─── LISTED RECORDS ───

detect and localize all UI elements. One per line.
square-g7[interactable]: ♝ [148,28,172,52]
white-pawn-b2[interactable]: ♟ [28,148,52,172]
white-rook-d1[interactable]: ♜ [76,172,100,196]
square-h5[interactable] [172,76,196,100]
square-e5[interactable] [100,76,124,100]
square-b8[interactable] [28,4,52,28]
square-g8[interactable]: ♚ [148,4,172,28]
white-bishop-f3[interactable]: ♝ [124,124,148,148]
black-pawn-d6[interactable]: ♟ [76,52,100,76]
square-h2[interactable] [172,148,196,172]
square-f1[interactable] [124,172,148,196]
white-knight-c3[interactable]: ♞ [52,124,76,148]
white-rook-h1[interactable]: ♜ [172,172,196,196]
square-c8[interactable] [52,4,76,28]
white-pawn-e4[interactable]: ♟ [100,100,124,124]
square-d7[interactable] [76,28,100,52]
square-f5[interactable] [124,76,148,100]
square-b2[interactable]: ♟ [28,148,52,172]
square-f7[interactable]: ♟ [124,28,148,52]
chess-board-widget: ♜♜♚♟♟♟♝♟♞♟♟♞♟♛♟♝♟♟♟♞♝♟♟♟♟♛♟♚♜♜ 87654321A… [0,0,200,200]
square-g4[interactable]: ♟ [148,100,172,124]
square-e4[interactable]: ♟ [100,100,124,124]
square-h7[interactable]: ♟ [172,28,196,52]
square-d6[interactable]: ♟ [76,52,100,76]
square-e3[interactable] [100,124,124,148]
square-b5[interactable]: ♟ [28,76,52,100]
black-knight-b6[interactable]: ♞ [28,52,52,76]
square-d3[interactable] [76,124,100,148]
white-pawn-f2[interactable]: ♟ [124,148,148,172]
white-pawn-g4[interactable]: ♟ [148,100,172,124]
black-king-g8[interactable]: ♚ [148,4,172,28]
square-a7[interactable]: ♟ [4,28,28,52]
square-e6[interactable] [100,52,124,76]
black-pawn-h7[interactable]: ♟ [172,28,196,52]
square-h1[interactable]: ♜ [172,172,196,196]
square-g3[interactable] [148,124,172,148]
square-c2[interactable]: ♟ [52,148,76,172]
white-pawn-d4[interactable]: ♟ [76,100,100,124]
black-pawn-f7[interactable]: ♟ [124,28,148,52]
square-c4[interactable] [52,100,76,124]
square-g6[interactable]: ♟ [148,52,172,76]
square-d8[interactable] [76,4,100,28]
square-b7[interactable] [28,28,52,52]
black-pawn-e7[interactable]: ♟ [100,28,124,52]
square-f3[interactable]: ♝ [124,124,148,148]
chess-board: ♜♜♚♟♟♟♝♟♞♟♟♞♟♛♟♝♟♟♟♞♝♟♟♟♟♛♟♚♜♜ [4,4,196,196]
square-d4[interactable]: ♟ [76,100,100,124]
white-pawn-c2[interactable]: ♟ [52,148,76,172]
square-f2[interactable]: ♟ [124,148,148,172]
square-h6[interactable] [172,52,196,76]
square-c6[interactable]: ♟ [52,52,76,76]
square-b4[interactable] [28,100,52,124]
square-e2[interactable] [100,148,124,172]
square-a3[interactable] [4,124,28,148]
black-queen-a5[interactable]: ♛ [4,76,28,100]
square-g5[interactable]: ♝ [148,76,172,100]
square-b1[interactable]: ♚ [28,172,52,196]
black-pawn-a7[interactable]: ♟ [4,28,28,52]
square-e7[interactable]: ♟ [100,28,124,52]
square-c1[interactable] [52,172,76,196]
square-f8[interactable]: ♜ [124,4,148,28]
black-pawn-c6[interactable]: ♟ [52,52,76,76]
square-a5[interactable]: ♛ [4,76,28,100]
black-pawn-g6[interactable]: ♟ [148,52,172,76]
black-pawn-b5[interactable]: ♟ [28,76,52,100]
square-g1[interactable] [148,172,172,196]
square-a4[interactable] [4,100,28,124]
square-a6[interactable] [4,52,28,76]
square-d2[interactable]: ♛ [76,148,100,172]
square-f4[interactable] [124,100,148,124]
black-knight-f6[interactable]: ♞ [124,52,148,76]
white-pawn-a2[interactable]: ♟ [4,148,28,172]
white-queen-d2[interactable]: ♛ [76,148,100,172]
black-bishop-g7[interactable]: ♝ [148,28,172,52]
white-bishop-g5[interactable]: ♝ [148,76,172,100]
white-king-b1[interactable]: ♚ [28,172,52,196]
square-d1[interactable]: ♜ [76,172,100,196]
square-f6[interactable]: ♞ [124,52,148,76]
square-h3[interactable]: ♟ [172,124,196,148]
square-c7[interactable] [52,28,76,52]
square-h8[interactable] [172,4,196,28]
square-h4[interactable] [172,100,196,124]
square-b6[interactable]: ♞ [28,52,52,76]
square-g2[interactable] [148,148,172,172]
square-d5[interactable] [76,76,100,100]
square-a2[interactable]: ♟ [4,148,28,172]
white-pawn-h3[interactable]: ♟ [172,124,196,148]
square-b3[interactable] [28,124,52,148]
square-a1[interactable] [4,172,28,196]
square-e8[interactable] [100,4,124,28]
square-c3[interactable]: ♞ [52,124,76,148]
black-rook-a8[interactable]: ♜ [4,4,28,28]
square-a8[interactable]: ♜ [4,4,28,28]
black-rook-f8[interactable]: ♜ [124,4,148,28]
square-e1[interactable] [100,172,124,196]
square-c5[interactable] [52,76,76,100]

───

- [OBJECTIVE]
Reproduce the material above verbatim, keeping every line in its original order.

- [WRITTEN RESPONSE]
detect and localize all UI elements. One per line.
square-g7[interactable]: ♝ [148,28,172,52]
white-pawn-b2[interactable]: ♟ [28,148,52,172]
white-rook-d1[interactable]: ♜ [76,172,100,196]
square-h5[interactable] [172,76,196,100]
square-e5[interactable] [100,76,124,100]
square-b8[interactable] [28,4,52,28]
square-g8[interactable]: ♚ [148,4,172,28]
white-bishop-f3[interactable]: ♝ [124,124,148,148]
black-pawn-d6[interactable]: ♟ [76,52,100,76]
square-h2[interactable] [172,148,196,172]
square-f1[interactable] [124,172,148,196]
white-knight-c3[interactable]: ♞ [52,124,76,148]
white-rook-h1[interactable]: ♜ [172,172,196,196]
square-c8[interactable] [52,4,76,28]
white-pawn-e4[interactable]: ♟ [100,100,124,124]
square-d7[interactable] [76,28,100,52]
square-f5[interactable] [124,76,148,100]
square-b2[interactable]: ♟ [28,148,52,172]
square-f7[interactable]: ♟ [124,28,148,52]
chess-board-widget: ♜♜♚♟♟♟♝♟♞♟♟♞♟♛♟♝♟♟♟♞♝♟♟♟♟♛♟♚♜♜ 87654321A… [0,0,200,200]
square-g4[interactable]: ♟ [148,100,172,124]
square-e4[interactable]: ♟ [100,100,124,124]
square-h7[interactable]: ♟ [172,28,196,52]
square-d6[interactable]: ♟ [76,52,100,76]
square-e3[interactable] [100,124,124,148]
square-b5[interactable]: ♟ [28,76,52,100]
black-knight-b6[interactable]: ♞ [28,52,52,76]
square-d3[interactable] [76,124,100,148]
white-pawn-f2[interactable]: ♟ [124,148,148,172]
white-pawn-g4[interactable]: ♟ [148,100,172,124]
black-king-g8[interactable]: ♚ [148,4,172,28]
square-a7[interactable]: ♟ [4,28,28,52]
square-e6[interactable] [100,52,124,76]
black-pawn-h7[interactable]: ♟ [172,28,196,52]
square-h1[interactable]: ♜ [172,172,196,196]
square-g3[interactable] [148,124,172,148]
square-c2[interactable]: ♟ [52,148,76,172]
white-pawn-d4[interactable]: ♟ [76,100,100,124]
black-pawn-f7[interactable]: ♟ [124,28,148,52]
square-c4[interactable] [52,100,76,124]
square-g6[interactable]: ♟ [148,52,172,76]
square-d8[interactable] [76,4,100,28]
square-b7[interactable] [28,28,52,52]
black-pawn-e7[interactable]: ♟ [100,28,124,52]
square-f3[interactable]: ♝ [124,124,148,148]
chess-board: ♜♜♚♟♟♟♝♟♞♟♟♞♟♛♟♝♟♟♟♞♝♟♟♟♟♛♟♚♜♜ [4,4,196,196]
square-d4[interactable]: ♟ [76,100,100,124]
white-pawn-c2[interactable]: ♟ [52,148,76,172]
square-f2[interactable]: ♟ [124,148,148,172]
square-h6[interactable] [172,52,196,76]
square-c6[interactable]: ♟ [52,52,76,76]
square-b4[interactable] [28,100,52,124]
square-e2[interactable] [100,148,124,172]
square-a3[interactable] [4,124,28,148]
black-queen-a5[interactable]: ♛ [4,76,28,100]
square-g5[interactable]: ♝ [148,76,172,100]
square-b1[interactable]: ♚ [28,172,52,196]
black-pawn-a7[interactable]: ♟ [4,28,28,52]
square-e7[interactable]: ♟ [100,28,124,52]
square-c1[interactable] [52,172,76,196]
square-f8[interactable]: ♜ [124,4,148,28]
black-pawn-c6[interactable]: ♟ [52,52,76,76]
square-a5[interactable]: ♛ [4,76,28,100]
black-pawn-g6[interactable]: ♟ [148,52,172,76]
black-pawn-b5[interactable]: ♟ [28,76,52,100]
square-g1[interactable] [148,172,172,196]
square-a4[interactable] [4,100,28,124]
square-a6[interactable] [4,52,28,76]
square-d2[interactable]: ♛ [76,148,100,172]
square-f4[interactable] [124,100,148,124]
black-knight-f6[interactable]: ♞ [124,52,148,76]
white-pawn-a2[interactable]: ♟ [4,148,28,172]
white-queen-d2[interactable]: ♛ [76,148,100,172]
black-bishop-g7[interactable]: ♝ [148,28,172,52]
white-bishop-g5[interactable]: ♝ [148,76,172,100]
white-king-b1[interactable]: ♚ [28,172,52,196]
square-d1[interactable]: ♜ [76,172,100,196]
square-f6[interactable]: ♞ [124,52,148,76]
square-h3[interactable]: ♟ [172,124,196,148]
square-c7[interactable] [52,28,76,52]
square-h8[interactable] [172,4,196,28]
square-h4[interactable] [172,100,196,124]
square-b6[interactable]: ♞ [28,52,52,76]
square-g2[interactable] [148,148,172,172]
square-d5[interactable] [76,76,100,100]
square-a2[interactable]: ♟ [4,148,28,172]
white-pawn-h3[interactable]: ♟ [172,124,196,148]
square-b3[interactable] [28,124,52,148]
square-a1[interactable] [4,172,28,196]
square-e8[interactable] [100,4,124,28]
square-c3[interactable]: ♞ [52,124,76,148]
black-rook-a8[interactable]: ♜ [4,4,28,28]
square-a8[interactable]: ♜ [4,4,28,28]
black-rook-f8[interactable]: ♜ [124,4,148,28]
square-e1[interactable] [100,172,124,196]
square-c5[interactable] [52,76,76,100]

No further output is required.